- EXTRACT TO READ:
- - - - -

Personal information
- Full name: James Joseph Waldorf Jr.
- Nickname: Duffy
- Born: August 20, 1962 (age 63) Los Angeles, California, U.S.
- Height: 6 ft 0 in (1.83 m)
- Weight: 225 lb (102 kg; 16.1 st)
- Sporting nationality: United States
- Residence: New Smyrna Beach, Florida, U.S.

Career
- College: University of California, Los Angeles
- Turned professional: 1985
- Current tour: PGA Tour Champions
- Former tour: PGA Tour
- Professional wins: 10
- Highest ranking: 35 (November 12, 2000)

Number of wins by tour
- PGA Tour: 4
- PGA Tour Champions: 2
- Other: 4

Best results in major championships
- Masters Tournament: T5: 1996
- PGA Championship: T9: 1992
- U.S. Open: T9: 1994
- The Open Championship: T18: 2002

= Duffy Waldorf =

American professional golfer (born 1962)

James Joseph "Duffy" Waldorf Jr. (born August 20, 1962) is an American professional golfer who plays on the PGA Tour Champions. He was previously a member of the PGA Tour, where he won four times.

==Early life and amateur career==
Waldorf was born in Los Angeles, California. He attended UCLA where he was on the golf team from 1982 to 1985. He was a two-time NCAA All-American, 1985 College Player of the Year, and was selected for the 1985 Walker Cup.

== Professional career ==
In 1985, Waldorf turned professional and joined the PGA Tour.

Waldorf's career PGA Tour earnings are over $11.9 million. He has featured in the top 50 of the Official World Golf Rankings, peaking at 35th in 2000.

Waldorf finished T-14 in the 2007 Q-School to regain his 2008 PGA Tour card. However, after playing in only 4 events, he underwent knee surgery in May 2008. A recurring knee problem hindered Waldorf, who sat out the entire 2009 and 2010 seasons. He played in 14 events during the 2011 season. He failed to satisfy his Medical Extension and split the 2012 season among the PGA Tour, Nationwide Tour, and Champions Tour.

- - - - -

- WHAT TO WORK ON:
**A.** Name the four major championships in the Duffy Waldorf profile, giving his best result and its year for each.
**B.** Echo the passage of the Duffy Waldorf profile that starts with "Personal information" and goes on through "Beach, Florida, U.S.".

[Dataset records]
- - - - -

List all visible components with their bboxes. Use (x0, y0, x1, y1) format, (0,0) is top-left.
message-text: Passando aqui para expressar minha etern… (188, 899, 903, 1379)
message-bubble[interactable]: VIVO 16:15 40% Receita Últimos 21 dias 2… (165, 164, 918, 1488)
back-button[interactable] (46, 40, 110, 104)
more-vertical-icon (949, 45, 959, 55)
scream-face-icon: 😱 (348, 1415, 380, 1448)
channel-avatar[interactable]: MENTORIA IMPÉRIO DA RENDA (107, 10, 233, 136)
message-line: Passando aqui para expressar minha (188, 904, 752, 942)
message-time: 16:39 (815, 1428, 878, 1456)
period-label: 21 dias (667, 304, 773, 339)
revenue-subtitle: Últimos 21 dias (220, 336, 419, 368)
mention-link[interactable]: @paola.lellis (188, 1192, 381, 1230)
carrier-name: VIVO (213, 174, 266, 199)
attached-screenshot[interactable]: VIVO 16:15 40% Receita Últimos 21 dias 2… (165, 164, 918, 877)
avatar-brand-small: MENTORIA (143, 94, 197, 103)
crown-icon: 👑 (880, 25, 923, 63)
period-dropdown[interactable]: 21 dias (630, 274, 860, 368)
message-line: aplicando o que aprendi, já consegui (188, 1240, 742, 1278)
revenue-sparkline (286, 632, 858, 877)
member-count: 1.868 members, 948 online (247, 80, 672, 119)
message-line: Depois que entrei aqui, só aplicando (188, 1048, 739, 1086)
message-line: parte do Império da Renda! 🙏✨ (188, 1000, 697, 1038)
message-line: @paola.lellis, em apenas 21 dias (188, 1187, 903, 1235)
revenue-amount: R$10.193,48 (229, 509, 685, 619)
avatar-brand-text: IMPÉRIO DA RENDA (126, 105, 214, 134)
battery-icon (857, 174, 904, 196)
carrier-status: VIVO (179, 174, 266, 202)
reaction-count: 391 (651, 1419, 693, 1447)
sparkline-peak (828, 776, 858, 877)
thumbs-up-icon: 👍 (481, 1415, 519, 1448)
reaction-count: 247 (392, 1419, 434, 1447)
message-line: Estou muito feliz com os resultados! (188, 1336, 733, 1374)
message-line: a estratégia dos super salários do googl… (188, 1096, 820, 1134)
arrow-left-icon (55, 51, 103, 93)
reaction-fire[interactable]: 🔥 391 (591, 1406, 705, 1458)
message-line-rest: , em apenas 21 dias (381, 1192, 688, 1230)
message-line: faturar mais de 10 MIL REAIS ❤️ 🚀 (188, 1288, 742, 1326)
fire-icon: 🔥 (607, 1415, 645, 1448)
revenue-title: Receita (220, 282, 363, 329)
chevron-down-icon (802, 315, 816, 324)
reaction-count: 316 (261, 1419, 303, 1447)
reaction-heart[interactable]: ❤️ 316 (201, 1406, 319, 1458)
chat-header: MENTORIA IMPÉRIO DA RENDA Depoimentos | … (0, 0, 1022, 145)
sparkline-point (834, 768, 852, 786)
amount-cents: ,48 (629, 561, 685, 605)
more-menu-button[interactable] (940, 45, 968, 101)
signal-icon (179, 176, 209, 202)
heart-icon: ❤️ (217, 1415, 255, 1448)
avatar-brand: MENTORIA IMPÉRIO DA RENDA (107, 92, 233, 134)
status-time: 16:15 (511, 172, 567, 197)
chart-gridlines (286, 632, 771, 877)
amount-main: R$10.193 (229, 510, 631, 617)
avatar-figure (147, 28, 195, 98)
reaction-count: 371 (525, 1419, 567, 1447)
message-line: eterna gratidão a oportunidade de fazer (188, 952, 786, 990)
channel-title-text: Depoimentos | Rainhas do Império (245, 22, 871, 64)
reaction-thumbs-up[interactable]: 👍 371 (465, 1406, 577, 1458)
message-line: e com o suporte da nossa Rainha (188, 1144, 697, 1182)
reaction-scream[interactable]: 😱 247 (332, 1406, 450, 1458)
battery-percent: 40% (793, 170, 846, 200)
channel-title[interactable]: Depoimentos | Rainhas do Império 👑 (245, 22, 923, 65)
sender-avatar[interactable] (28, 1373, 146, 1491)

- - - - -

- TASK-BY-TASK RESULTS:
**A.**
- Masters Tournament: T5, 1996
- PGA Championship: T9, 1992
- U.S. Open: T9, 1994
- The Open Championship: T18, 2002

**B.**
Personal information
- Full name: James Joseph Waldorf Jr.
- Nickname: Duffy
- Born: August 20, 1962 (age 63) Los Angeles, California, U.S.
- Height: 6 ft 0 in (1.83 m)
- Weight: 225 lb (102 kg; 16.1 st)
- Sporting nationality: United States
- Residence: New Smyrna Beach, Florida, U.S.